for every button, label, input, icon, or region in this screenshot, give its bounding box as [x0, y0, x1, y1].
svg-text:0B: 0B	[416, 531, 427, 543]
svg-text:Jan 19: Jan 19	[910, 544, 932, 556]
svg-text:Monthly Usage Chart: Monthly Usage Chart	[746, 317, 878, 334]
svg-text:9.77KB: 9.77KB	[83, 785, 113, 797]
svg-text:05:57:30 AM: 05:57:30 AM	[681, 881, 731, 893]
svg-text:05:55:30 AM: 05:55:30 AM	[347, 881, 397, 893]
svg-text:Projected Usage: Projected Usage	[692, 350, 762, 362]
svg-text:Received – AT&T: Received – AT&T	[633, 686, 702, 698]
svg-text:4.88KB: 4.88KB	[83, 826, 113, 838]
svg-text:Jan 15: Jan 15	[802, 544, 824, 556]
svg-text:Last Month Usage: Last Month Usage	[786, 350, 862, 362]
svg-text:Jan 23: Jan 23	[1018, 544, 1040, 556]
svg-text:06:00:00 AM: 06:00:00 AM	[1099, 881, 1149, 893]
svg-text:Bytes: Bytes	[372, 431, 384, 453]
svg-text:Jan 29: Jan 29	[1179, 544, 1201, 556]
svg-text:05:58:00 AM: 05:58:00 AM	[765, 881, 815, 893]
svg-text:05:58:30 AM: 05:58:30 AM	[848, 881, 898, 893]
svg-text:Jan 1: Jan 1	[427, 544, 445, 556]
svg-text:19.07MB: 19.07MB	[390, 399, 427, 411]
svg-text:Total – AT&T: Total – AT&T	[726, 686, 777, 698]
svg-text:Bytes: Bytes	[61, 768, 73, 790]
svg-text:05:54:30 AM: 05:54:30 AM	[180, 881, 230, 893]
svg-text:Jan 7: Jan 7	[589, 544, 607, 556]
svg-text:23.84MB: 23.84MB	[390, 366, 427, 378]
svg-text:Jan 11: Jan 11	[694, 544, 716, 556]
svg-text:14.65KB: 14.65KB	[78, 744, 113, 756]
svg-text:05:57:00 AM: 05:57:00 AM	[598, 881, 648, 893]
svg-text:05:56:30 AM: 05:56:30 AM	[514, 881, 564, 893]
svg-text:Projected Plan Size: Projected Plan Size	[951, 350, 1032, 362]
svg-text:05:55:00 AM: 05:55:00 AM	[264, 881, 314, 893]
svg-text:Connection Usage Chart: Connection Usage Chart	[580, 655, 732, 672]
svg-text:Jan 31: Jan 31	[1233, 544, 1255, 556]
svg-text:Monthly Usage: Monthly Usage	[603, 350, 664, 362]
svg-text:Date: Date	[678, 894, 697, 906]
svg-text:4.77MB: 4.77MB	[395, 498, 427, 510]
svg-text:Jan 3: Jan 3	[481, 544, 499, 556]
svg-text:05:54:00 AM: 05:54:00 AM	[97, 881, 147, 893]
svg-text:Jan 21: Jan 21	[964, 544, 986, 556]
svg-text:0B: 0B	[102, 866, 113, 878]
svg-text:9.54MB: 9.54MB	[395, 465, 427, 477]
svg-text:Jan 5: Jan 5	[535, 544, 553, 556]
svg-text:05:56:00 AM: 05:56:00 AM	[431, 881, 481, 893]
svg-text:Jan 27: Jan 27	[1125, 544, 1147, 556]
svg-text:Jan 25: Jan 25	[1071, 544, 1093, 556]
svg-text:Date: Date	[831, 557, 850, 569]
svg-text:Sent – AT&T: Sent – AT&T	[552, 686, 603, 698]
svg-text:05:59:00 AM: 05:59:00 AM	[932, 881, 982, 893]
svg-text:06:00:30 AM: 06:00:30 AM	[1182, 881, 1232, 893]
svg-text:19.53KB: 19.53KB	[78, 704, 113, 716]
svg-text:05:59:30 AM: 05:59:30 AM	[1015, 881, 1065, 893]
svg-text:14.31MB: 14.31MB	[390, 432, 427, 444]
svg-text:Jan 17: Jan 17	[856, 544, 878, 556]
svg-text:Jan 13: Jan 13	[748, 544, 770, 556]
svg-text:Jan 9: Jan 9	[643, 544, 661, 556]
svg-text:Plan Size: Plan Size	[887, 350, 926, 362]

▶ _INSTRUCTION_: Select every line in the entries above that contains the word "Usage", and copy each of those lines.

▶ _EXERCISE SOLUTION_:
svg-text:Monthly Usage Chart: Monthly Usage Chart	[746, 317, 878, 334]
svg-text:Projected Usage: Projected Usage	[692, 350, 762, 362]
svg-text:Last Month Usage: Last Month Usage	[786, 350, 862, 362]
svg-text:Connection Usage Chart: Connection Usage Chart	[580, 655, 732, 672]
svg-text:Monthly Usage: Monthly Usage	[603, 350, 664, 362]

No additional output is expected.